** START OF Material supplied **

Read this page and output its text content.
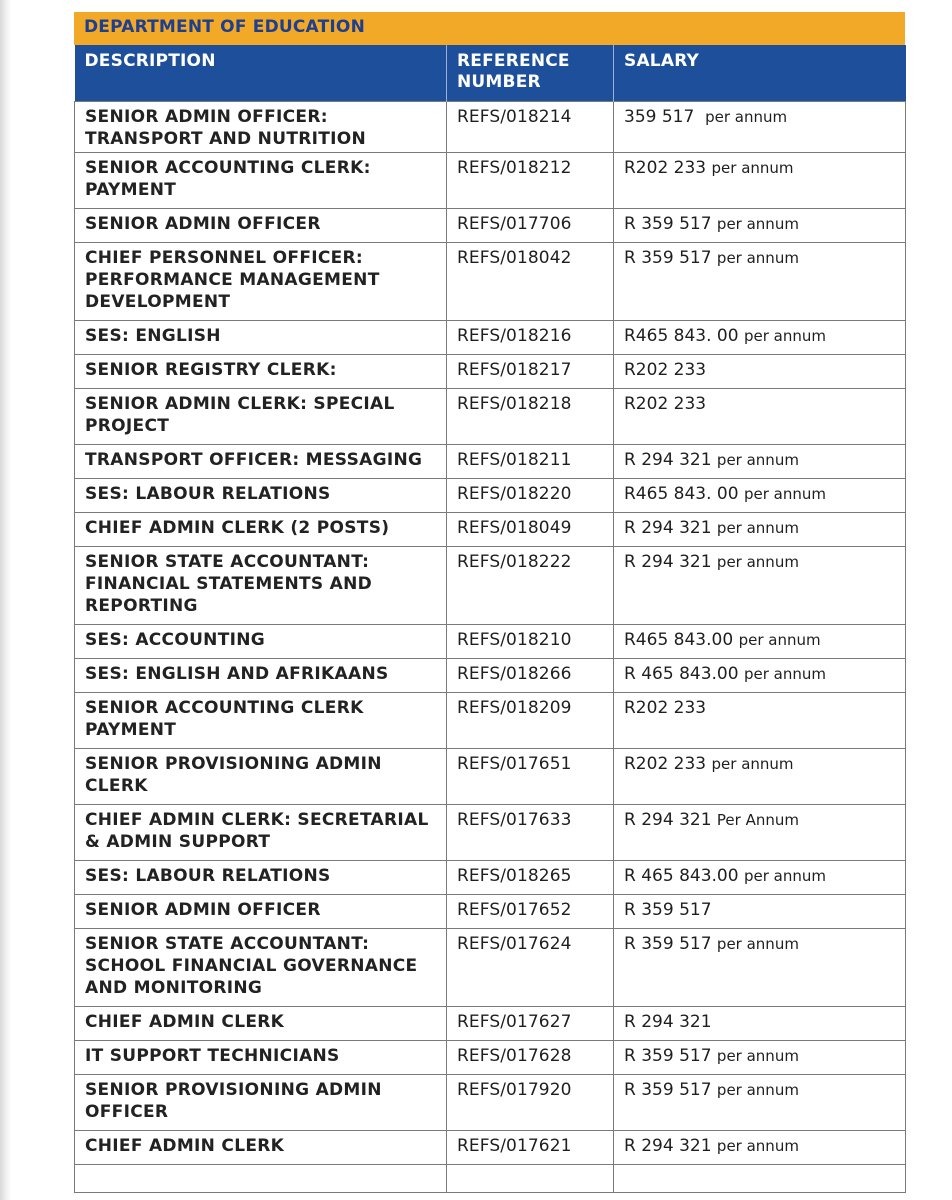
DEPARTMENT OF EDUCATION
DESCRIPTION	REFERENCE NUMBER	SALARY
SENIOR ADMIN OFFICER: TRANSPORT AND NUTRITION	REFS/018214	359 517 per annum
SENIOR ACCOUNTING CLERK: PAYMENT	REFS/018212	R202 233 per annum
SENIOR ADMIN OFFICER	REFS/017706	R 359 517 per annum
CHIEF PERSONNEL OFFICER: PERFORMANCE MANAGEMENT DEVELOPMENT	REFS/018042	R 359 517 per annum
SES: ENGLISH	REFS/018216	R465 843. 00 per annum
SENIOR REGISTRY CLERK:	REFS/018217	R202 233
SENIOR ADMIN CLERK: SPECIAL PROJECT	REFS/018218	R202 233
TRANSPORT OFFICER: MESSAGING	REFS/018211	R 294 321 per annum
SES: LABOUR RELATIONS	REFS/018220	R465 843. 00 per annum
CHIEF ADMIN CLERK (2 POSTS)	REFS/018049	R 294 321 per annum
SENIOR STATE ACCOUNTANT: FINANCIAL STATEMENTS AND REPORTING	REFS/018222	R 294 321 per annum
SES: ACCOUNTING	REFS/018210	R465 843.00 per annum
SES: ENGLISH AND AFRIKAANS	REFS/018266	R 465 843.00 per annum
SENIOR ACCOUNTING CLERK PAYMENT	REFS/018209	R202 233
SENIOR PROVISIONING ADMIN CLERK	REFS/017651	R202 233 per annum
CHIEF ADMIN CLERK: SECRETARIAL & ADMIN SUPPORT	REFS/017633	R 294 321 Per Annum
SES: LABOUR RELATIONS	REFS/018265	R 465 843.00 per annum
SENIOR ADMIN OFFICER	REFS/017652	R 359 517
SENIOR STATE ACCOUNTANT: SCHOOL FINANCIAL GOVERNANCE AND MONITORING	REFS/017624	R 359 517 per annum
CHIEF ADMIN CLERK	REFS/017627	R 294 321
IT SUPPORT TECHNICIANS	REFS/017628	R 359 517 per annum
SENIOR PROVISIONING ADMIN OFFICER	REFS/017920	R 359 517 per annum
CHIEF ADMIN CLERK	REFS/017621	R 294 321 per annum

** END OF Material supplied **

Exercise instructions:
The listing above needs to be output again exactly. Don't include the pictures.

Output below:
Read this page and output its text content.
DEPARTMENT OF EDUCATION
DESCRIPTION	REFERENCE NUMBER	SALARY
SENIOR ADMIN OFFICER: TRANSPORT AND NUTRITION	REFS/018214	359 517 per annum
SENIOR ACCOUNTING CLERK: PAYMENT	REFS/018212	R202 233 per annum
SENIOR ADMIN OFFICER	REFS/017706	R 359 517 per annum
CHIEF PERSONNEL OFFICER: PERFORMANCE MANAGEMENT DEVELOPMENT	REFS/018042	R 359 517 per annum
SES: ENGLISH	REFS/018216	R465 843. 00 per annum
SENIOR REGISTRY CLERK:	REFS/018217	R202 233
SENIOR ADMIN CLERK: SPECIAL PROJECT	REFS/018218	R202 233
TRANSPORT OFFICER: MESSAGING	REFS/018211	R 294 321 per annum
SES: LABOUR RELATIONS	REFS/018220	R465 843. 00 per annum
CHIEF ADMIN CLERK (2 POSTS)	REFS/018049	R 294 321 per annum
SENIOR STATE ACCOUNTANT: FINANCIAL STATEMENTS AND REPORTING	REFS/018222	R 294 321 per annum
SES: ACCOUNTING	REFS/018210	R465 843.00 per annum
SES: ENGLISH AND AFRIKAANS	REFS/018266	R 465 843.00 per annum
SENIOR ACCOUNTING CLERK PAYMENT	REFS/018209	R202 233
SENIOR PROVISIONING ADMIN CLERK	REFS/017651	R202 233 per annum
CHIEF ADMIN CLERK: SECRETARIAL & ADMIN SUPPORT	REFS/017633	R 294 321 Per Annum
SES: LABOUR RELATIONS	REFS/018265	R 465 843.00 per annum
SENIOR ADMIN OFFICER	REFS/017652	R 359 517
SENIOR STATE ACCOUNTANT: SCHOOL FINANCIAL GOVERNANCE AND MONITORING	REFS/017624	R 359 517 per annum
CHIEF ADMIN CLERK	REFS/017627	R 294 321
IT SUPPORT TECHNICIANS	REFS/017628	R 359 517 per annum
SENIOR PROVISIONING ADMIN OFFICER	REFS/017920	R 359 517 per annum
CHIEF ADMIN CLERK	REFS/017621	R 294 321 per annum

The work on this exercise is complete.